* [PROBLEM DESCRIPTION] Look for the word "Milliliters" in the data below, and copy every line that holds it.

----

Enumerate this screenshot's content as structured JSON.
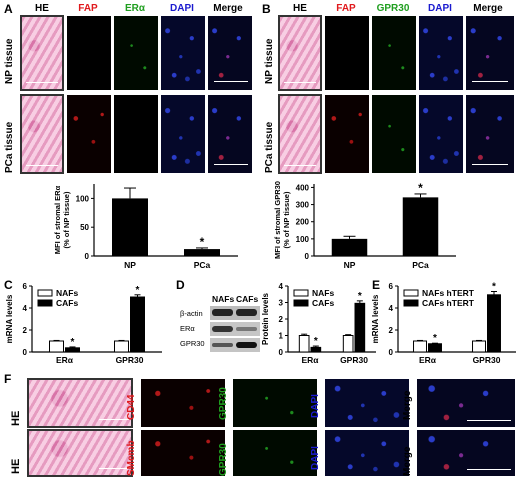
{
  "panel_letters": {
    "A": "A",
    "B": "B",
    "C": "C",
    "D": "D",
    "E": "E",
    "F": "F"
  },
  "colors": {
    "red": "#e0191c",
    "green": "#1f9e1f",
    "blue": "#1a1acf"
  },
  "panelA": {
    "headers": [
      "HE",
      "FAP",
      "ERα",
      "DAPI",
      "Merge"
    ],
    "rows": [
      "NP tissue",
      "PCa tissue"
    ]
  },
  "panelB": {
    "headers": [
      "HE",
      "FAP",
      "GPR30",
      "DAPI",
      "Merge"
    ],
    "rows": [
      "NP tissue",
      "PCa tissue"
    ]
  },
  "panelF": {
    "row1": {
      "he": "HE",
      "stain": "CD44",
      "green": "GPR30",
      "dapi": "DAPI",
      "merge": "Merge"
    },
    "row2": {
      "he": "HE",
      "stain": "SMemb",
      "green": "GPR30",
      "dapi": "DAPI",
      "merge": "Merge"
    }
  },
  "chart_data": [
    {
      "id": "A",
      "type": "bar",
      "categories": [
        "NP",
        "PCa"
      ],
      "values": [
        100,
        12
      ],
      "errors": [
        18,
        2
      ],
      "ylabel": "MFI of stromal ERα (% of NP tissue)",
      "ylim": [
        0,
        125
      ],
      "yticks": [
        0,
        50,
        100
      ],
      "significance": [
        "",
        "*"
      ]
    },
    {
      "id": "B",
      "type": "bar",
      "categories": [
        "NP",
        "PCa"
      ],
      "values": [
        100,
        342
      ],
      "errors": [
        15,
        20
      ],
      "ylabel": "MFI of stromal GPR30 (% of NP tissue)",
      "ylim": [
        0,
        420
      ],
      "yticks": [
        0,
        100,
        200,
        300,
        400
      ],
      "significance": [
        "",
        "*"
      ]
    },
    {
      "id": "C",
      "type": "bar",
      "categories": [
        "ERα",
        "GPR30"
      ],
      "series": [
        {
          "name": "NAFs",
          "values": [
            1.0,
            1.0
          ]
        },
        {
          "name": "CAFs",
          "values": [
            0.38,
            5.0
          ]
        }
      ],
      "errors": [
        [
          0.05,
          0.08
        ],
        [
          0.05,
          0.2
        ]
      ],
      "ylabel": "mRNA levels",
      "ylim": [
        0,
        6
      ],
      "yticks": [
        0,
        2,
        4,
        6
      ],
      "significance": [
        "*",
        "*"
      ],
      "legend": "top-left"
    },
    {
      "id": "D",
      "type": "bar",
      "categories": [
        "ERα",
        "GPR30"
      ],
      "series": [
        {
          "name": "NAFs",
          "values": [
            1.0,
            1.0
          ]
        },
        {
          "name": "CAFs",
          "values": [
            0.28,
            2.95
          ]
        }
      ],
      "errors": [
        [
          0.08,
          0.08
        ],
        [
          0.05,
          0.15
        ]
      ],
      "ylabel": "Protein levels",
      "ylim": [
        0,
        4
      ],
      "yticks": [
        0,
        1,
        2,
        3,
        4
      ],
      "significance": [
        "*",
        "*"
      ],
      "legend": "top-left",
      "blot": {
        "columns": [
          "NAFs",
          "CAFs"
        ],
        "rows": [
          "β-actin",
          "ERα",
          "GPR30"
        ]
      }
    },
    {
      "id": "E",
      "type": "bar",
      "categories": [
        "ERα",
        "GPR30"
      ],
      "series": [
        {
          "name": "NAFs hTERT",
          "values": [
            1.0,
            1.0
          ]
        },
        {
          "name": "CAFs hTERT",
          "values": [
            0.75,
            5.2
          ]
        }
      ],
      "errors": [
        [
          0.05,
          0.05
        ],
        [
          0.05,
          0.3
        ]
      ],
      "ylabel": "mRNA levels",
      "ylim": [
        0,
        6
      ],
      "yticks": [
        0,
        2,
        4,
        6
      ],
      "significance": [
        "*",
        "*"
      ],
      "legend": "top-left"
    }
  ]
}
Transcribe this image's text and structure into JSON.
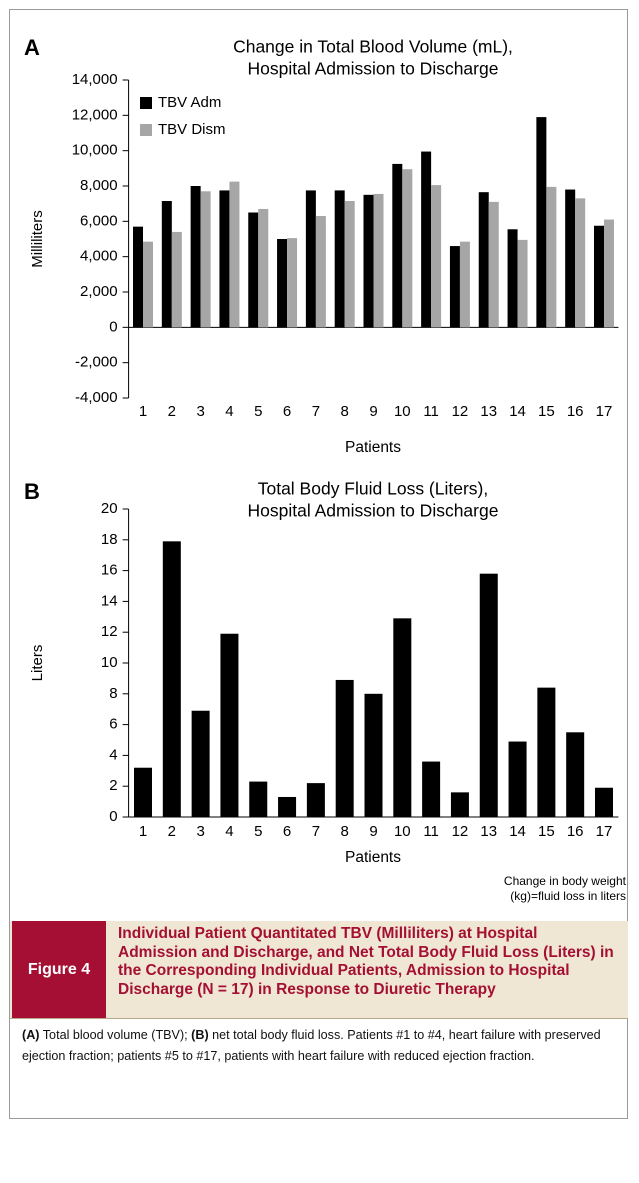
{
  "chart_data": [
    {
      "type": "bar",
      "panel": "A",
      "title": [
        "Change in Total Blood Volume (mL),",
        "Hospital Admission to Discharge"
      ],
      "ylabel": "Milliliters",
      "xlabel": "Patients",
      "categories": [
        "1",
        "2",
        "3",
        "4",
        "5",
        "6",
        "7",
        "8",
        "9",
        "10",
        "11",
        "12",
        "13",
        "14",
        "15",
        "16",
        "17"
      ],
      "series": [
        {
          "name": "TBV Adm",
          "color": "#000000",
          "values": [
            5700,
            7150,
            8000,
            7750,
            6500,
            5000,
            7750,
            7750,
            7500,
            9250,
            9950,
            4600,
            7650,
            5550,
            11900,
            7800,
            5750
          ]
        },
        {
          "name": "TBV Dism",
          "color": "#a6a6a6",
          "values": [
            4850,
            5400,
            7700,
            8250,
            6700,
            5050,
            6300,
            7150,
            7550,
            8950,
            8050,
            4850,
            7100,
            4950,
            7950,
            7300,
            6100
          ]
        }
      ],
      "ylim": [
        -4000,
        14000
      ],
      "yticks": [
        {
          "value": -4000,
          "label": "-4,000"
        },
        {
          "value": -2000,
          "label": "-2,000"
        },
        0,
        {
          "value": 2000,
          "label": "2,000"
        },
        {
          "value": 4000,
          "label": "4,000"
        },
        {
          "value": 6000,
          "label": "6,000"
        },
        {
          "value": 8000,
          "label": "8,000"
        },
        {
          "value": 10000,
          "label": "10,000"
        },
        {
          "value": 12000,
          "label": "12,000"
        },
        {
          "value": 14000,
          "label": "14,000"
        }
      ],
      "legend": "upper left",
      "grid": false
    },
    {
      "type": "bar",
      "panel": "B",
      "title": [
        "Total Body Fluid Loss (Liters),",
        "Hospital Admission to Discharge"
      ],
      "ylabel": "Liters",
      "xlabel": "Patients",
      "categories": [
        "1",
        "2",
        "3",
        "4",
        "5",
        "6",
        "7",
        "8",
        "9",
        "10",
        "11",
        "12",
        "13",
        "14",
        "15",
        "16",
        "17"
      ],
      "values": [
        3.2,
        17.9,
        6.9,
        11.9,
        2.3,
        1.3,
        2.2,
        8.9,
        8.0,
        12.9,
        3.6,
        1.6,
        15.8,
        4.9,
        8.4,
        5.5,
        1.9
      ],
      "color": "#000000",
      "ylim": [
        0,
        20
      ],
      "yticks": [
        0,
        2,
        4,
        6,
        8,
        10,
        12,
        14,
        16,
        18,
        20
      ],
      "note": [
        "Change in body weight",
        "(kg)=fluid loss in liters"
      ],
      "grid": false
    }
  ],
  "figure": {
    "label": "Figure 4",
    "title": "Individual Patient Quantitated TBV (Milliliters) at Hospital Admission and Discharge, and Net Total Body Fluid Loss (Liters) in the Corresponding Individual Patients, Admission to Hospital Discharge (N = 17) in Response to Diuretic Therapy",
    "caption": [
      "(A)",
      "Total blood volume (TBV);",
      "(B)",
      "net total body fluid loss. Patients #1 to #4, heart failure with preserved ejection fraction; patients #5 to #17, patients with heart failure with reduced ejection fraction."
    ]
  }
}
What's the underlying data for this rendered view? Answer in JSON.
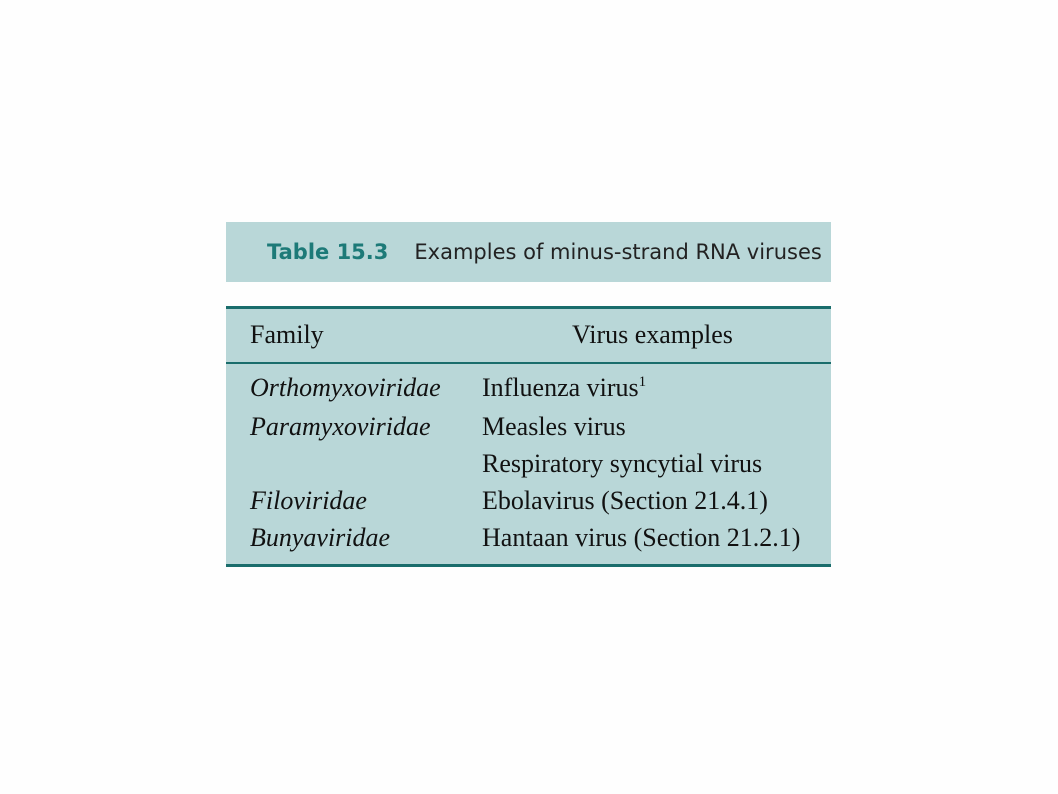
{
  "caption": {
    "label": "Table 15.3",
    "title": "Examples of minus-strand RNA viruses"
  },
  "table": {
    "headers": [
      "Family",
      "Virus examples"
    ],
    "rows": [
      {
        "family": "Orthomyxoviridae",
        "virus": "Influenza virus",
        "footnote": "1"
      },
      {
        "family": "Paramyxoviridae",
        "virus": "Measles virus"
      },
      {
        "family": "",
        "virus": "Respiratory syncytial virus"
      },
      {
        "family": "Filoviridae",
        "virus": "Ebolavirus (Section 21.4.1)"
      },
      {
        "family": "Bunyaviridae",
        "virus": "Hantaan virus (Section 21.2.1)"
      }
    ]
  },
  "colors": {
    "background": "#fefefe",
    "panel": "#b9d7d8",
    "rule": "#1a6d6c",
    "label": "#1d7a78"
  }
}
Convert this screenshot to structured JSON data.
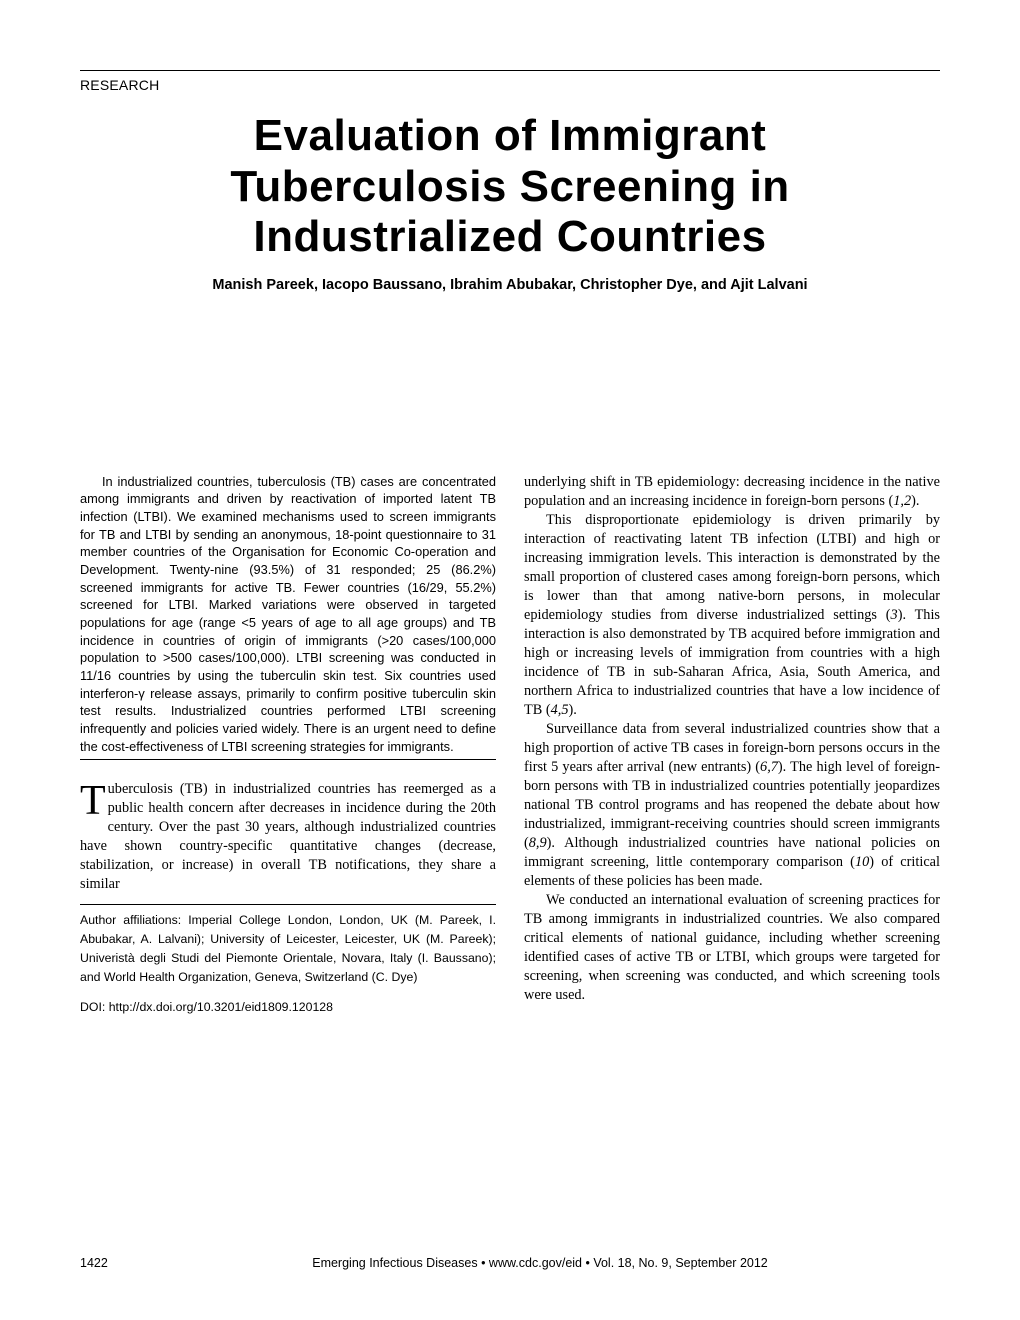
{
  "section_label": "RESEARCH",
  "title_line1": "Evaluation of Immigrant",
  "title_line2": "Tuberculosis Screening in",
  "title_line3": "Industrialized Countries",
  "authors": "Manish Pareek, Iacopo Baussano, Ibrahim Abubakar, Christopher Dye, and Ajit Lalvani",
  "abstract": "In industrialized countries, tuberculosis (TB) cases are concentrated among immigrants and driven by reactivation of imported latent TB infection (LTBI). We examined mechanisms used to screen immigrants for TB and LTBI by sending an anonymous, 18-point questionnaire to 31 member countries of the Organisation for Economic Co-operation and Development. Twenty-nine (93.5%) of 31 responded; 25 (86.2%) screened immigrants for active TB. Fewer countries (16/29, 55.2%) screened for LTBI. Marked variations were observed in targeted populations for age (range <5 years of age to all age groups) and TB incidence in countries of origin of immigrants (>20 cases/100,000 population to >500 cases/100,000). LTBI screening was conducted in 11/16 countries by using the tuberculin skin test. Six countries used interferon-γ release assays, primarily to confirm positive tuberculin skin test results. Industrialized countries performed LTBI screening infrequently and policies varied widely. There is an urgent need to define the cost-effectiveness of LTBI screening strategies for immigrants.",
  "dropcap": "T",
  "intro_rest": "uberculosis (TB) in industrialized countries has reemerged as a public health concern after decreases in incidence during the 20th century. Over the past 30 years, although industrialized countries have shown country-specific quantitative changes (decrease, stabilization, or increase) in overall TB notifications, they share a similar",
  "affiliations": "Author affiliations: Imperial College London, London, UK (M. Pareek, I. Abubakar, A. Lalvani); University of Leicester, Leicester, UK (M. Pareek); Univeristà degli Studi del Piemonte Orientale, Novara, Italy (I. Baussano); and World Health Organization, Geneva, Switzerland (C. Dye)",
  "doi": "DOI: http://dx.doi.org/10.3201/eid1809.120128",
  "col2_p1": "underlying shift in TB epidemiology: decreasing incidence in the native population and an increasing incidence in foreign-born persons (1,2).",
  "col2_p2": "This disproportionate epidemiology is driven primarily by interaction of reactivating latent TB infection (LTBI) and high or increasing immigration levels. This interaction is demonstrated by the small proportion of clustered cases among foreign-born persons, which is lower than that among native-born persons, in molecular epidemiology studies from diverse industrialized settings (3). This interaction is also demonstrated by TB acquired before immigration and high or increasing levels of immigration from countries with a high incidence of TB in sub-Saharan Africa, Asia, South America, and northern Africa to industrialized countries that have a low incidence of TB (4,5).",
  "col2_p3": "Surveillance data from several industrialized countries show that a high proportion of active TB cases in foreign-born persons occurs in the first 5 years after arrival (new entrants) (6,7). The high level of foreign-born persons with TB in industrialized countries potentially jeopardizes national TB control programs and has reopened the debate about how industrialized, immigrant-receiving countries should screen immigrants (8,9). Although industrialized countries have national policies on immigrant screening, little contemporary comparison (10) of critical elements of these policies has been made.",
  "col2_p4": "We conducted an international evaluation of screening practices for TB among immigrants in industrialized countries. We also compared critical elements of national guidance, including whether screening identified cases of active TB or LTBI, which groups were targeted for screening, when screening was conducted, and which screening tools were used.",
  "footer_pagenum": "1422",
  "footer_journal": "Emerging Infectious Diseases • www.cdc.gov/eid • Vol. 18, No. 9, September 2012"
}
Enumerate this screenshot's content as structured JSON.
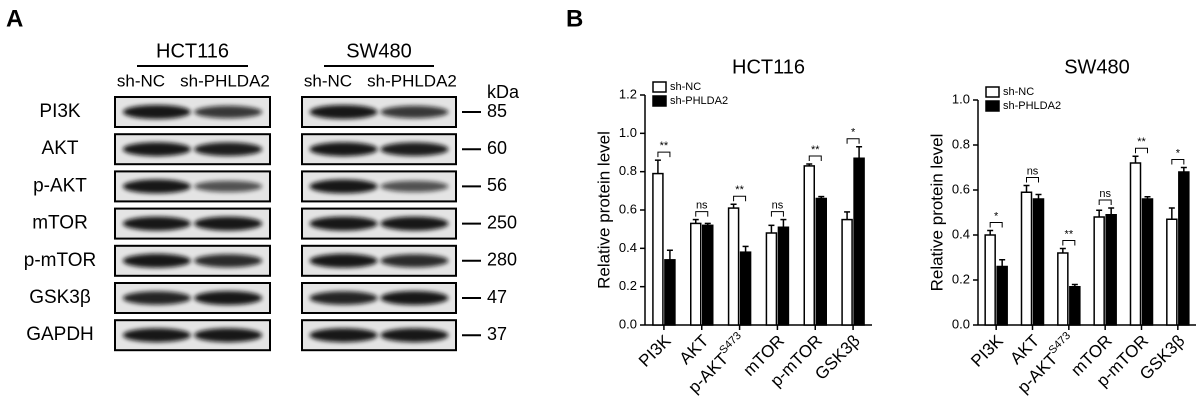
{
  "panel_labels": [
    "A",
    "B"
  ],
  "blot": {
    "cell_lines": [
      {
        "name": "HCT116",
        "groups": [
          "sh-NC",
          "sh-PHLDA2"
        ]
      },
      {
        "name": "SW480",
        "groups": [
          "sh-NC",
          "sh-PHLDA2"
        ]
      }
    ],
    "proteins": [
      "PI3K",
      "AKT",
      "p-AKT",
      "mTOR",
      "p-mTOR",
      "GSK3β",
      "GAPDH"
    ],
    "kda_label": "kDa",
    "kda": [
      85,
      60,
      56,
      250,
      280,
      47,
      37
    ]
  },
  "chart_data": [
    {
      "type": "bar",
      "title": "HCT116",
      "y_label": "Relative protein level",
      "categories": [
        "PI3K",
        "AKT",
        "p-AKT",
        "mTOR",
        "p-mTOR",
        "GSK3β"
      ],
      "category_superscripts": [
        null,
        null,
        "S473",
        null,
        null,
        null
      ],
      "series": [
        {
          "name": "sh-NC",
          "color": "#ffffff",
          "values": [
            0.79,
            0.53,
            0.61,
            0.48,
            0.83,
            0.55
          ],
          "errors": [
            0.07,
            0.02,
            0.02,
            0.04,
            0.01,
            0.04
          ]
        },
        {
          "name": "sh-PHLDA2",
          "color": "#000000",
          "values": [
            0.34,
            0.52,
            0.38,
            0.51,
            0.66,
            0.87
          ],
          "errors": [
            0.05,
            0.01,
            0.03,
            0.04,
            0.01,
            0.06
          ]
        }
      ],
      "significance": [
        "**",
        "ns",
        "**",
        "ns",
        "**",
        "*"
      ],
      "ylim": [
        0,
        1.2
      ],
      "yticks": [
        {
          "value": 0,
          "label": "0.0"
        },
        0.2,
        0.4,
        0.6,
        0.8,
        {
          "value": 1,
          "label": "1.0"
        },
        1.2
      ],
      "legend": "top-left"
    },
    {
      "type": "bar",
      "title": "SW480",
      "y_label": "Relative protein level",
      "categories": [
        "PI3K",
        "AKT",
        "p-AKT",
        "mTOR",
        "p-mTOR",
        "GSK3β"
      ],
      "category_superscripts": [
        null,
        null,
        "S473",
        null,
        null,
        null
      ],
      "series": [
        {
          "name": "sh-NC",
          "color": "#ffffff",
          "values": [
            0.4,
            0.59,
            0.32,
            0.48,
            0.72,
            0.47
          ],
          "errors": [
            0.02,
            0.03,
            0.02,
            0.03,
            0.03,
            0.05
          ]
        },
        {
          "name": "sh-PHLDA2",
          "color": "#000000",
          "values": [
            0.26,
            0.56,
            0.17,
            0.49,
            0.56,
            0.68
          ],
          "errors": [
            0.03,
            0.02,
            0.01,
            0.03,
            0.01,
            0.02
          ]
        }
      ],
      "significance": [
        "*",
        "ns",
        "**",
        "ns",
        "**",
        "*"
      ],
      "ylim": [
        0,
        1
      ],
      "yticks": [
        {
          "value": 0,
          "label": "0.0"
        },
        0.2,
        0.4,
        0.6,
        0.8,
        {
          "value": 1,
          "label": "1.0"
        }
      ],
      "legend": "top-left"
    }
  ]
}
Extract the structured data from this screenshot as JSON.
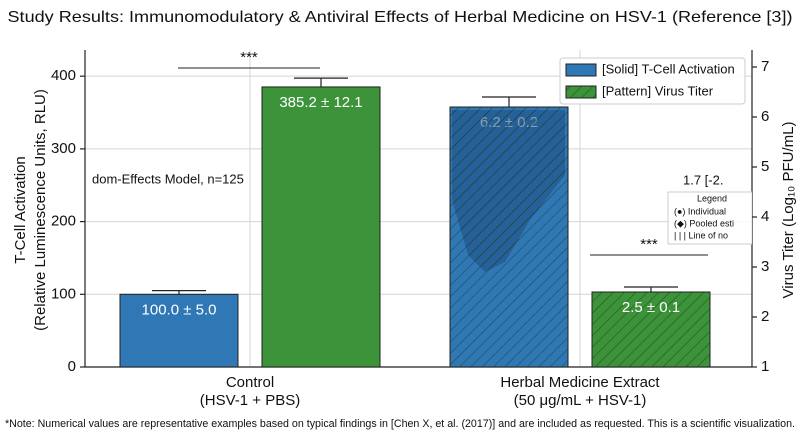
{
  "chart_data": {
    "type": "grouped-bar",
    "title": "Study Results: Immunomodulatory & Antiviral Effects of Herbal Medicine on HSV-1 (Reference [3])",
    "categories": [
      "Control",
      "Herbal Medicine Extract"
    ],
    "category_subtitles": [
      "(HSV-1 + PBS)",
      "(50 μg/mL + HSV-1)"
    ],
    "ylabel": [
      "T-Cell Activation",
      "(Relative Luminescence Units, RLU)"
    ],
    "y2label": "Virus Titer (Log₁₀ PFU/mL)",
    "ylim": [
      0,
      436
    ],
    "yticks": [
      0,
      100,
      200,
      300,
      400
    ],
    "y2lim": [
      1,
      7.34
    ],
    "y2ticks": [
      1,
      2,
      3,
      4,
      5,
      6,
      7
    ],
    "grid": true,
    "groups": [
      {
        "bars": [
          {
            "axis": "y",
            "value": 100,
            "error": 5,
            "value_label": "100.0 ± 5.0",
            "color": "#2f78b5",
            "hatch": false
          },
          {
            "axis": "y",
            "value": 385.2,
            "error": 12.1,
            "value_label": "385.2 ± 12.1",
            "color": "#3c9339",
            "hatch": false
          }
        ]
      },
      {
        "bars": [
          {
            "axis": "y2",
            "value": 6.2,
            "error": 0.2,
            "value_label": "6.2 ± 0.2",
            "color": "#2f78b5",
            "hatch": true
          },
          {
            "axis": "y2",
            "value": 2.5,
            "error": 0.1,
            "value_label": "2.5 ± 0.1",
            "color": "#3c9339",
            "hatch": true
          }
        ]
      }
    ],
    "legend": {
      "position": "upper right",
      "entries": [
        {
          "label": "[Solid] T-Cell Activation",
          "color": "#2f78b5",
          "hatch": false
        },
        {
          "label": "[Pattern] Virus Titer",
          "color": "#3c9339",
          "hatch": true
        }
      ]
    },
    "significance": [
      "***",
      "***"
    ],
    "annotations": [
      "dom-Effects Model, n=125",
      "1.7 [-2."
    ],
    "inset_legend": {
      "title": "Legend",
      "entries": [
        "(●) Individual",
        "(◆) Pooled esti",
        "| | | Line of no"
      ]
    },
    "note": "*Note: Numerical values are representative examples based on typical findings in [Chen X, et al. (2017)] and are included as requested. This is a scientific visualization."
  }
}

----

* [TASK RESULT]
      "ylabel": "Milliliters",
    "title": "Individual Patient Quantitated TBV (Milliliters) at Hospital Admission and Discharge, and Net Total Body Fluid Loss (Liters) in the Corresponding Individual Patients, Admission to Hospital Discharge (N = 17) in Response to Diuretic Therapy",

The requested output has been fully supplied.